WHAT YOU SHOULD DO: Please give the listing again in its entirety, exactly as written.

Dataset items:
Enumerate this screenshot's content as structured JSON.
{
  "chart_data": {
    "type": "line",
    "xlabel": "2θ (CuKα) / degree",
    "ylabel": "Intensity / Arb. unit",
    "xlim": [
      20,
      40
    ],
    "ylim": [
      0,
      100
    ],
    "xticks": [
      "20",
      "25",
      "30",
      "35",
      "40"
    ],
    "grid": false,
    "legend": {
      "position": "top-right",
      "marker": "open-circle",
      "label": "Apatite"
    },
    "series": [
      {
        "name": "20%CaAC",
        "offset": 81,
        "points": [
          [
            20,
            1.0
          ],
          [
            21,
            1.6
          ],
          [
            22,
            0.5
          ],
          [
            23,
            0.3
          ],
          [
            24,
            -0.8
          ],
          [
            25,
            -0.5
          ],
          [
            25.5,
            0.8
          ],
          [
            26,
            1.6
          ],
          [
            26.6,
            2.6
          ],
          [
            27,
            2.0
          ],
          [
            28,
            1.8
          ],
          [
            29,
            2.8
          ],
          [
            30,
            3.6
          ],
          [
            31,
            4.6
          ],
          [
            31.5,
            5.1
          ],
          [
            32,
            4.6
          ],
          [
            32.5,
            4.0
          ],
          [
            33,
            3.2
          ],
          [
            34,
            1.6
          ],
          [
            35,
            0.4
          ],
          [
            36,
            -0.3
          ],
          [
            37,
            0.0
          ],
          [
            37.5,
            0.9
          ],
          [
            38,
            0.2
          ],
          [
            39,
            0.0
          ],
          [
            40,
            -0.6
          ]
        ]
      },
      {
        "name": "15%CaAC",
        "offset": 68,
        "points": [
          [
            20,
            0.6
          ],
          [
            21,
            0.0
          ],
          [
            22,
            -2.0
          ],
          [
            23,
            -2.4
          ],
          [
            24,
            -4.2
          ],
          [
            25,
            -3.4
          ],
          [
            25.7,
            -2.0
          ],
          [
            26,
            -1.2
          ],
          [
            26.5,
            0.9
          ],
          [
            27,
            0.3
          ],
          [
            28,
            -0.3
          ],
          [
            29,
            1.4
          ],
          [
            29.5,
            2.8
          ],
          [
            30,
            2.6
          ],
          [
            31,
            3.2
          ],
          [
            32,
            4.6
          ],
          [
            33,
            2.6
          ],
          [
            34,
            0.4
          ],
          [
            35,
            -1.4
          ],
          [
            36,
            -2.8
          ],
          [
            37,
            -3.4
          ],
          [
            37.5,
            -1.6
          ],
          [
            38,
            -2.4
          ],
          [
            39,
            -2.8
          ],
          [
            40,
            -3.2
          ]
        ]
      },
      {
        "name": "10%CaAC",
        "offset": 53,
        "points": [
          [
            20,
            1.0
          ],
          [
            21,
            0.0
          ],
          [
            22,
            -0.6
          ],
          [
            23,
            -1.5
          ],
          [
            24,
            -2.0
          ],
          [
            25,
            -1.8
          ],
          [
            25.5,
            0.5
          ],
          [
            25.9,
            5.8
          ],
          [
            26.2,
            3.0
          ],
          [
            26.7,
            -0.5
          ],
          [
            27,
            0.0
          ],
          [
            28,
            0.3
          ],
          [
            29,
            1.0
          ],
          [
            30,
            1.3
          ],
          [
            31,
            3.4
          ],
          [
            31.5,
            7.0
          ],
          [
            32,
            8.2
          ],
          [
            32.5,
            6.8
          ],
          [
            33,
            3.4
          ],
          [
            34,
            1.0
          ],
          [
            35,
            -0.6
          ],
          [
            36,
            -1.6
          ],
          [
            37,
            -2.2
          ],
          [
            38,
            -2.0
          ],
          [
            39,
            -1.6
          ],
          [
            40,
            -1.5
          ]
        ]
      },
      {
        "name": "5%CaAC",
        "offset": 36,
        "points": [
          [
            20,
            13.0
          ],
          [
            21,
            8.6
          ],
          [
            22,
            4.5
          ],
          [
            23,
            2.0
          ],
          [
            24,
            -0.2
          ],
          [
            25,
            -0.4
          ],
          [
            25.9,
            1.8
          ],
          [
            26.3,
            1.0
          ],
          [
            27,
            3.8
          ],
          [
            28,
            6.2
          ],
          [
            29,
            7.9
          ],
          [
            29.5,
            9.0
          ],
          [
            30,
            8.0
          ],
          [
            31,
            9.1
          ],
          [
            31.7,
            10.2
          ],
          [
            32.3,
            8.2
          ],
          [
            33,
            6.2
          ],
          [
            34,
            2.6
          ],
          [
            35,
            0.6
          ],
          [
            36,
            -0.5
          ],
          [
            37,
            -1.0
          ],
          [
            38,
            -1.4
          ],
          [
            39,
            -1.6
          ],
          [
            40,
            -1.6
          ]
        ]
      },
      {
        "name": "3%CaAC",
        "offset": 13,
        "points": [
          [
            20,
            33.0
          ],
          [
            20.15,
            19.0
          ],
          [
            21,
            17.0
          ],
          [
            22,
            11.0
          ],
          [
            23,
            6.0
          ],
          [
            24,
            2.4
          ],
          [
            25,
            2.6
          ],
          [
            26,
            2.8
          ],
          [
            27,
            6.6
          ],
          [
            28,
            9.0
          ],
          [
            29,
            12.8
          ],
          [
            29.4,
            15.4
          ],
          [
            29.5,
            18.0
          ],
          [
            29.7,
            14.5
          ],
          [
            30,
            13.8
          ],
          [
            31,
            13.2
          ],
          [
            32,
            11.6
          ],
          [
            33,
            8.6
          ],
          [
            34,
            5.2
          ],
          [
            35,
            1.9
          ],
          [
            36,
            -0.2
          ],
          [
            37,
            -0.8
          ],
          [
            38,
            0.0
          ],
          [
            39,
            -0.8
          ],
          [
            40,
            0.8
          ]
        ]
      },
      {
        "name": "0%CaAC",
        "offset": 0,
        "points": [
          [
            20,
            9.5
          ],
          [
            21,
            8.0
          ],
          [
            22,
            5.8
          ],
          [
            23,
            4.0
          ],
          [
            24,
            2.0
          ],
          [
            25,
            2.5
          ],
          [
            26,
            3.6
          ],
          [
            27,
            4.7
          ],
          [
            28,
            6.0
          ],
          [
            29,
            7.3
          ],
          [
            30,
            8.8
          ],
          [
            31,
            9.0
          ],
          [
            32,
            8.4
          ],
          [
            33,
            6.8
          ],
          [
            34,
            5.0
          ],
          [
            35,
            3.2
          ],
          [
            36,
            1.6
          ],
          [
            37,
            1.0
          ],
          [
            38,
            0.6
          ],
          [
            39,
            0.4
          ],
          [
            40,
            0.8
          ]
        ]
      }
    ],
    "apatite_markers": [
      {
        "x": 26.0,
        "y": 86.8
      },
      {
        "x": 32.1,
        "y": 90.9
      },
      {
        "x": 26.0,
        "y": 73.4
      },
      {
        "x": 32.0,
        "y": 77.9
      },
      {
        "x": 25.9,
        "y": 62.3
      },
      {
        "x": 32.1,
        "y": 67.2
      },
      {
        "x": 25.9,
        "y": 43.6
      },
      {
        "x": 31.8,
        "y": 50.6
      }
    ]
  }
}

FINAL RESULT:
Enumerate this screenshot's content as structured JSON.
{
  "chart_data": {
    "type": "line",
    "xlabel": "2θ (CuKα) / degree",
    "ylabel": "Intensity / Arb. unit",
    "xlim": [
      20,
      40
    ],
    "ylim": [
      0,
      100
    ],
    "xticks": [
      "20",
      "25",
      "30",
      "35",
      "40"
    ],
    "grid": false,
    "legend": {
      "position": "top-right",
      "marker": "open-circle",
      "label": "Apatite"
    },
    "series": [
      {
        "name": "20%CaAC",
        "offset": 81,
        "points": [
          [
            20,
            1.0
          ],
          [
            21,
            1.6
          ],
          [
            22,
            0.5
          ],
          [
            23,
            0.3
          ],
          [
            24,
            -0.8
          ],
          [
            25,
            -0.5
          ],
          [
            25.5,
            0.8
          ],
          [
            26,
            1.6
          ],
          [
            26.6,
            2.6
          ],
          [
            27,
            2.0
          ],
          [
            28,
            1.8
          ],
          [
            29,
            2.8
          ],
          [
            30,
            3.6
          ],
          [
            31,
            4.6
          ],
          [
            31.5,
            5.1
          ],
          [
            32,
            4.6
          ],
          [
            32.5,
            4.0
          ],
          [
            33,
            3.2
          ],
          [
            34,
            1.6
          ],
          [
            35,
            0.4
          ],
          [
            36,
            -0.3
          ],
          [
            37,
            0.0
          ],
          [
            37.5,
            0.9
          ],
          [
            38,
            0.2
          ],
          [
            39,
            0.0
          ],
          [
            40,
            -0.6
          ]
        ]
      },
      {
        "name": "15%CaAC",
        "offset": 68,
        "points": [
          [
            20,
            0.6
          ],
          [
            21,
            0.0
          ],
          [
            22,
            -2.0
          ],
          [
            23,
            -2.4
          ],
          [
            24,
            -4.2
          ],
          [
            25,
            -3.4
          ],
          [
            25.7,
            -2.0
          ],
          [
            26,
            -1.2
          ],
          [
            26.5,
            0.9
          ],
          [
            27,
            0.3
          ],
          [
            28,
            -0.3
          ],
          [
            29,
            1.4
          ],
          [
            29.5,
            2.8
          ],
          [
            30,
            2.6
          ],
          [
            31,
            3.2
          ],
          [
            32,
            4.6
          ],
          [
            33,
            2.6
          ],
          [
            34,
            0.4
          ],
          [
            35,
            -1.4
          ],
          [
            36,
            -2.8
          ],
          [
            37,
            -3.4
          ],
          [
            37.5,
            -1.6
          ],
          [
            38,
            -2.4
          ],
          [
            39,
            -2.8
          ],
          [
            40,
            -3.2
          ]
        ]
      },
      {
        "name": "10%CaAC",
        "offset": 53,
        "points": [
          [
            20,
            1.0
          ],
          [
            21,
            0.0
          ],
          [
            22,
            -0.6
          ],
          [
            23,
            -1.5
          ],
          [
            24,
            -2.0
          ],
          [
            25,
            -1.8
          ],
          [
            25.5,
            0.5
          ],
          [
            25.9,
            5.8
          ],
          [
            26.2,
            3.0
          ],
          [
            26.7,
            -0.5
          ],
          [
            27,
            0.0
          ],
          [
            28,
            0.3
          ],
          [
            29,
            1.0
          ],
          [
            30,
            1.3
          ],
          [
            31,
            3.4
          ],
          [
            31.5,
            7.0
          ],
          [
            32,
            8.2
          ],
          [
            32.5,
            6.8
          ],
          [
            33,
            3.4
          ],
          [
            34,
            1.0
          ],
          [
            35,
            -0.6
          ],
          [
            36,
            -1.6
          ],
          [
            37,
            -2.2
          ],
          [
            38,
            -2.0
          ],
          [
            39,
            -1.6
          ],
          [
            40,
            -1.5
          ]
        ]
      },
      {
        "name": "5%CaAC",
        "offset": 36,
        "points": [
          [
            20,
            13.0
          ],
          [
            21,
            8.6
          ],
          [
            22,
            4.5
          ],
          [
            23,
            2.0
          ],
          [
            24,
            -0.2
          ],
          [
            25,
            -0.4
          ],
          [
            25.9,
            1.8
          ],
          [
            26.3,
            1.0
          ],
          [
            27,
            3.8
          ],
          [
            28,
            6.2
          ],
          [
            29,
            7.9
          ],
          [
            29.5,
            9.0
          ],
          [
            30,
            8.0
          ],
          [
            31,
            9.1
          ],
          [
            31.7,
            10.2
          ],
          [
            32.3,
            8.2
          ],
          [
            33,
            6.2
          ],
          [
            34,
            2.6
          ],
          [
            35,
            0.6
          ],
          [
            36,
            -0.5
          ],
          [
            37,
            -1.0
          ],
          [
            38,
            -1.4
          ],
          [
            39,
            -1.6
          ],
          [
            40,
            -1.6
          ]
        ]
      },
      {
        "name": "3%CaAC",
        "offset": 13,
        "points": [
          [
            20,
            33.0
          ],
          [
            20.15,
            19.0
          ],
          [
            21,
            17.0
          ],
          [
            22,
            11.0
          ],
          [
            23,
            6.0
          ],
          [
            24,
            2.4
          ],
          [
            25,
            2.6
          ],
          [
            26,
            2.8
          ],
          [
            27,
            6.6
          ],
          [
            28,
            9.0
          ],
          [
            29,
            12.8
          ],
          [
            29.4,
            15.4
          ],
          [
            29.5,
            18.0
          ],
          [
            29.7,
            14.5
          ],
          [
            30,
            13.8
          ],
          [
            31,
            13.2
          ],
          [
            32,
            11.6
          ],
          [
            33,
            8.6
          ],
          [
            34,
            5.2
          ],
          [
            35,
            1.9
          ],
          [
            36,
            -0.2
          ],
          [
            37,
            -0.8
          ],
          [
            38,
            0.0
          ],
          [
            39,
            -0.8
          ],
          [
            40,
            0.8
          ]
        ]
      },
      {
        "name": "0%CaAC",
        "offset": 0,
        "points": [
          [
            20,
            9.5
          ],
          [
            21,
            8.0
          ],
          [
            22,
            5.8
          ],
          [
            23,
            4.0
          ],
          [
            24,
            2.0
          ],
          [
            25,
            2.5
          ],
          [
            26,
            3.6
          ],
          [
            27,
            4.7
          ],
          [
            28,
            6.0
          ],
          [
            29,
            7.3
          ],
          [
            30,
            8.8
          ],
          [
            31,
            9.0
          ],
          [
            32,
            8.4
          ],
          [
            33,
            6.8
          ],
          [
            34,
            5.0
          ],
          [
            35,
            3.2
          ],
          [
            36,
            1.6
          ],
          [
            37,
            1.0
          ],
          [
            38,
            0.6
          ],
          [
            39,
            0.4
          ],
          [
            40,
            0.8
          ]
        ]
      }
    ],
    "apatite_markers": [
      {
        "x": 26.0,
        "y": 86.8
      },
      {
        "x": 32.1,
        "y": 90.9
      },
      {
        "x": 26.0,
        "y": 73.4
      },
      {
        "x": 32.0,
        "y": 77.9
      },
      {
        "x": 25.9,
        "y": 62.3
      },
      {
        "x": 32.1,
        "y": 67.2
      },
      {
        "x": 25.9,
        "y": 43.6
      },
      {
        "x": 31.8,
        "y": 50.6
      }
    ]
  }
}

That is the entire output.